--- Start Data provided ---
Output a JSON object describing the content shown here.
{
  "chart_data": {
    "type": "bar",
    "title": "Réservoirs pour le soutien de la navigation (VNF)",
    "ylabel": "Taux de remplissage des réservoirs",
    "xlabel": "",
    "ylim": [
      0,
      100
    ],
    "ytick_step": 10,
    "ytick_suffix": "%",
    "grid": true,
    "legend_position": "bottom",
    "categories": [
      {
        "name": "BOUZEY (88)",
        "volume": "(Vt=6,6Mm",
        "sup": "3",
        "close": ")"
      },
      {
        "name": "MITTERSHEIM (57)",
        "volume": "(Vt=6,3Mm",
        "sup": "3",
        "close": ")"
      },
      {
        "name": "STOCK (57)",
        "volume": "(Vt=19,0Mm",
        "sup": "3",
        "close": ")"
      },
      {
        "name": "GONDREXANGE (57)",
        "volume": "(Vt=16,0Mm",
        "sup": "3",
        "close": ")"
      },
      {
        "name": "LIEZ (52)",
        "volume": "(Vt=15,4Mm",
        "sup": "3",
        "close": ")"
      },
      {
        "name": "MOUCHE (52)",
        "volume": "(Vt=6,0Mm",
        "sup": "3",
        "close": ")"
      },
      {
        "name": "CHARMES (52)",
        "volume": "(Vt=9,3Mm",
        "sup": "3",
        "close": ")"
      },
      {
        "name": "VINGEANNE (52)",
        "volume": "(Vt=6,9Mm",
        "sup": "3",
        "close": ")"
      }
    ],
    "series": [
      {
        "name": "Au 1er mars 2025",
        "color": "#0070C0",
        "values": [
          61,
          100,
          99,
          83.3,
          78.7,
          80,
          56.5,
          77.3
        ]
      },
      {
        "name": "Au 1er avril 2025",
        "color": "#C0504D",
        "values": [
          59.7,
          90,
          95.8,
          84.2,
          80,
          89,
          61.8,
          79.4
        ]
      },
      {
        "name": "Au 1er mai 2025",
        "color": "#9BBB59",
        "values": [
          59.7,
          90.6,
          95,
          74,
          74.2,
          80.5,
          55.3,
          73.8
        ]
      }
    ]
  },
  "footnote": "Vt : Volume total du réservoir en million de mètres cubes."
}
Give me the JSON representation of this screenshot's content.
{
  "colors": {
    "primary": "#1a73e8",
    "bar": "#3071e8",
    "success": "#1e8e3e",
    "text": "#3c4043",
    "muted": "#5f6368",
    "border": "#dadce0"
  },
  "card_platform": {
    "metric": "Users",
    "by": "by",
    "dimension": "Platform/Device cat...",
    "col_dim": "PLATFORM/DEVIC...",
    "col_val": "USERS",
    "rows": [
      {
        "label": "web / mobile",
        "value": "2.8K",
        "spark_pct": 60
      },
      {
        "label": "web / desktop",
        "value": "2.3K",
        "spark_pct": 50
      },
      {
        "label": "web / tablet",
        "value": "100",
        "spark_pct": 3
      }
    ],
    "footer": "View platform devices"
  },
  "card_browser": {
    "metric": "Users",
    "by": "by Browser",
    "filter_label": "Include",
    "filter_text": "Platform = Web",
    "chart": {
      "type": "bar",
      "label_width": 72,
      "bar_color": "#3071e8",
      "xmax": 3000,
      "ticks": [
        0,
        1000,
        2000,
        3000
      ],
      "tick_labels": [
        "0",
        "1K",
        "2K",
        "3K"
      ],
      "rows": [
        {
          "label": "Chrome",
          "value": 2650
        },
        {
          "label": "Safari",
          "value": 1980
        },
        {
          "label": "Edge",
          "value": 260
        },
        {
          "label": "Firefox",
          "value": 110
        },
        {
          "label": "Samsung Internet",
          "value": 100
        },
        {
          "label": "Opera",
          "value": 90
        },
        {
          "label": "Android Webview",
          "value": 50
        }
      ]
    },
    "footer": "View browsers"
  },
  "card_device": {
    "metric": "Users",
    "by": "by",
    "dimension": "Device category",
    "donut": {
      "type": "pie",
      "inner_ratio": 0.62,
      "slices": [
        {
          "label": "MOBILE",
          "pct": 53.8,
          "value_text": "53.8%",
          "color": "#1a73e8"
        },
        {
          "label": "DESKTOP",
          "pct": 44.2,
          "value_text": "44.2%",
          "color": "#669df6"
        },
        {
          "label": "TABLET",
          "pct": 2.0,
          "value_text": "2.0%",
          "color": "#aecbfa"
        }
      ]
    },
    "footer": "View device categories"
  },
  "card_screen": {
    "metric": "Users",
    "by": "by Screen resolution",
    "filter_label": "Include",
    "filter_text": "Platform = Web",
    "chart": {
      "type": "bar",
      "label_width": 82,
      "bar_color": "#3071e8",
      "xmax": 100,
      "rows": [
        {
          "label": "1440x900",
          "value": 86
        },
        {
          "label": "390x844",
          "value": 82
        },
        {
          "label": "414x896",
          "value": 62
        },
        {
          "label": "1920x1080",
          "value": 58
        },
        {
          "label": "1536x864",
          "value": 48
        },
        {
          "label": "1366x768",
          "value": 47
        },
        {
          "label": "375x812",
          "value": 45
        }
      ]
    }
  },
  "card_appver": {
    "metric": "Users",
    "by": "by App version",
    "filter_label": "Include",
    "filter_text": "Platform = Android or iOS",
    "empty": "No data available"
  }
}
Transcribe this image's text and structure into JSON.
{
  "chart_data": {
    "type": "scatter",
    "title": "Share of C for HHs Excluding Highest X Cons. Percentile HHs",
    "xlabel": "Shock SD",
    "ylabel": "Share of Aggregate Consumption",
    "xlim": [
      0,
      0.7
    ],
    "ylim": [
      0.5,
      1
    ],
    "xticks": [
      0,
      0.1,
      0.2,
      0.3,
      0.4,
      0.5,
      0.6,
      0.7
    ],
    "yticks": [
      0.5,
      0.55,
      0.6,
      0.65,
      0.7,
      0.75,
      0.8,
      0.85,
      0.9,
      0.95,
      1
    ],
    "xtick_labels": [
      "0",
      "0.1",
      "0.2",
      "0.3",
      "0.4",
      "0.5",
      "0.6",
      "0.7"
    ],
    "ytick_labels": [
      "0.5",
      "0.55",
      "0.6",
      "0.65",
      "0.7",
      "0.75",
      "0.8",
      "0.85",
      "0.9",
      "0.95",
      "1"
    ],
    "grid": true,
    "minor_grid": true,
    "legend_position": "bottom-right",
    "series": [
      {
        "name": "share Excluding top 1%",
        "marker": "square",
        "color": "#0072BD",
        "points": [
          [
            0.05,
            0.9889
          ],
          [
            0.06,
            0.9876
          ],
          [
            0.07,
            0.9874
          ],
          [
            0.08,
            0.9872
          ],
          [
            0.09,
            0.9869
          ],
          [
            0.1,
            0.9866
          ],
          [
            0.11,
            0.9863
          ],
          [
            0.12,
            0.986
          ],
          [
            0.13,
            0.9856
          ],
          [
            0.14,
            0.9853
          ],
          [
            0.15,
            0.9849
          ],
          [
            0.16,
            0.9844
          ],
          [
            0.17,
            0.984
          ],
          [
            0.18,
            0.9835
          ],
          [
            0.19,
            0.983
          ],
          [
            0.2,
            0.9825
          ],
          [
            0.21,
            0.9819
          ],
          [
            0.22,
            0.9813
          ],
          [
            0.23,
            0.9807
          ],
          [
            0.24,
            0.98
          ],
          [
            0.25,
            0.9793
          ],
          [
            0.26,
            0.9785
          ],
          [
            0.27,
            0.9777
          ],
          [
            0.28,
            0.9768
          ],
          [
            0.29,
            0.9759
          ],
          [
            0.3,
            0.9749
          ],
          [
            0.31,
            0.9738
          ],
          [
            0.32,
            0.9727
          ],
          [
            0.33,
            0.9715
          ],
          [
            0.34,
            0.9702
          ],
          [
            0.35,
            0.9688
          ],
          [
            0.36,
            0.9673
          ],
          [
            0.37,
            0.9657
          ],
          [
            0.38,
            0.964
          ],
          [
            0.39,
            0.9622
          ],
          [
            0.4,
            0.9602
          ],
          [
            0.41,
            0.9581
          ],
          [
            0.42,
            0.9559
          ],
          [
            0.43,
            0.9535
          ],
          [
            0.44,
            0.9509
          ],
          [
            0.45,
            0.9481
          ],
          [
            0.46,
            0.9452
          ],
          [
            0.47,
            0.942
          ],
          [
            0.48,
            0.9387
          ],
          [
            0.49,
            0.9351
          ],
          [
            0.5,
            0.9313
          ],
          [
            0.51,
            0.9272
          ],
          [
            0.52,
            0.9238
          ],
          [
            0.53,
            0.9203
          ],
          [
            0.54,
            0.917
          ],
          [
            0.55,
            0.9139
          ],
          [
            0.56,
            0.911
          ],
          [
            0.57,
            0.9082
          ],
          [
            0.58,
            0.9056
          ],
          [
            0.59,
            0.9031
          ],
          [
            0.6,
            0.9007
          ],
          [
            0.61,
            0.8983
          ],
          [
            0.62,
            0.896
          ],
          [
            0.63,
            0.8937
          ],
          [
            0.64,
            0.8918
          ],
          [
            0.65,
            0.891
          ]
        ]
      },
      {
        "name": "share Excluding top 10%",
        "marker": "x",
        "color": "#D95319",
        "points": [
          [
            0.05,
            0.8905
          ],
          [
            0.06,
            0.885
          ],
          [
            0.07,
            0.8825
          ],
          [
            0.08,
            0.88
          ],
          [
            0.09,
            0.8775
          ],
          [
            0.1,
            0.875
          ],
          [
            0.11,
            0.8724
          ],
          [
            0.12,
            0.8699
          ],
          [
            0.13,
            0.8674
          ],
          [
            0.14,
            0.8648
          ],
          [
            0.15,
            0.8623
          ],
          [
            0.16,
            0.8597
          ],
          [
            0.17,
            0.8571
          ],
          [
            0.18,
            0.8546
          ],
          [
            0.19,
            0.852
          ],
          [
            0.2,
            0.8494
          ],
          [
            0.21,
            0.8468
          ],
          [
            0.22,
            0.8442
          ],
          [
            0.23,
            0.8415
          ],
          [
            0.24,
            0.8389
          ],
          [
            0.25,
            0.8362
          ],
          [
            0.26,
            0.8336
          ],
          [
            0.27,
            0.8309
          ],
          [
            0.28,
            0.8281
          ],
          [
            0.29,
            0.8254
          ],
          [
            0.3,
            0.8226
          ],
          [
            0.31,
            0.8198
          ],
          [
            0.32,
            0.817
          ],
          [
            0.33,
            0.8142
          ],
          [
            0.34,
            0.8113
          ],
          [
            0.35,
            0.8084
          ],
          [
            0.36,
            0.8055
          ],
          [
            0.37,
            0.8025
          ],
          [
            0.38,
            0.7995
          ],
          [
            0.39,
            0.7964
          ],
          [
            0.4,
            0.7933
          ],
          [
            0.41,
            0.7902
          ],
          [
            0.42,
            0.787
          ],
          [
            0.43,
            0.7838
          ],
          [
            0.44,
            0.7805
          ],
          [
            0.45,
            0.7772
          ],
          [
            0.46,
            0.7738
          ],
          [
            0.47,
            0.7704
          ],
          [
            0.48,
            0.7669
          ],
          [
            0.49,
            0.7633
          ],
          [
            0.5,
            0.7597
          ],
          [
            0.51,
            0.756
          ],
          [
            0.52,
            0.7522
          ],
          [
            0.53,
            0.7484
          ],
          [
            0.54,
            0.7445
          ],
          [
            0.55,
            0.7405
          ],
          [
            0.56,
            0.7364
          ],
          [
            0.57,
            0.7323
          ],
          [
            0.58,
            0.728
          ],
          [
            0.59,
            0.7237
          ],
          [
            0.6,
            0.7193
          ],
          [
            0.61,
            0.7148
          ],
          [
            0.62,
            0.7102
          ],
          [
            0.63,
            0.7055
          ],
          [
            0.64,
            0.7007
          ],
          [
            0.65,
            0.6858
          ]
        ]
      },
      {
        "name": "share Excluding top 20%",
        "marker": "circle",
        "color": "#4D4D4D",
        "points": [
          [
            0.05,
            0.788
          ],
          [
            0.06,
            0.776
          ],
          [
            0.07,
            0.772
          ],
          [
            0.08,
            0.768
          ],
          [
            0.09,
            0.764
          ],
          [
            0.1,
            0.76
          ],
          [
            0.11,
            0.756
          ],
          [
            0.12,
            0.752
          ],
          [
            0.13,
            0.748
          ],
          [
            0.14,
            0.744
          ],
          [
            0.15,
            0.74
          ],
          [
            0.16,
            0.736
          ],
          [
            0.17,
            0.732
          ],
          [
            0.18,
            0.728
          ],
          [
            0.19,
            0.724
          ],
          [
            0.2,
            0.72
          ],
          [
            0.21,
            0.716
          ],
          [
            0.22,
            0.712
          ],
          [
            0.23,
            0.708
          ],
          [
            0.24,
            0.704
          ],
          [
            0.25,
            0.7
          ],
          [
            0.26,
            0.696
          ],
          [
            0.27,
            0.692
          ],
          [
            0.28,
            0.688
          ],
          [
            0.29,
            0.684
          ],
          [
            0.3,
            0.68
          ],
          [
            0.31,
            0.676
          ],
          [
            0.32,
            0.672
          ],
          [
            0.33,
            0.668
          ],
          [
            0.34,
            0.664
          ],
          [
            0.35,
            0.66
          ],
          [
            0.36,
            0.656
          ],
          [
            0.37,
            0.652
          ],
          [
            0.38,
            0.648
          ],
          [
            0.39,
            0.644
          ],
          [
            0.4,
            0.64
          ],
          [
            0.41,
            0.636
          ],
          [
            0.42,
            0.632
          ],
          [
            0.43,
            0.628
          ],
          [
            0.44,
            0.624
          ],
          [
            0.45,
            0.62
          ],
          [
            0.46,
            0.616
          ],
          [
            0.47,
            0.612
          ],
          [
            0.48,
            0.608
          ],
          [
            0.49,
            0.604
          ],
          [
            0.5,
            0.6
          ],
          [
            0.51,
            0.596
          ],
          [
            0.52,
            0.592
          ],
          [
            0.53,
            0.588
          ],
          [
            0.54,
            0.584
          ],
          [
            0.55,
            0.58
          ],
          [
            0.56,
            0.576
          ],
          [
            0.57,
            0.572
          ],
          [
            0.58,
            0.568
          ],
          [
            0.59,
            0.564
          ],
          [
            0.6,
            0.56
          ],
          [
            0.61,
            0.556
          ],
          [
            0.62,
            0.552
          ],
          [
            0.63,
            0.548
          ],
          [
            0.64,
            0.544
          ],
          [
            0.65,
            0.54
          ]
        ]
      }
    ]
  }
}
--- End Data provided ---
In the listing, find all lines with the string "type" and copy them.

    "type": "bar",
      "type": "bar",
      "type": "pie",
      "type": "bar",
    "type": "scatter",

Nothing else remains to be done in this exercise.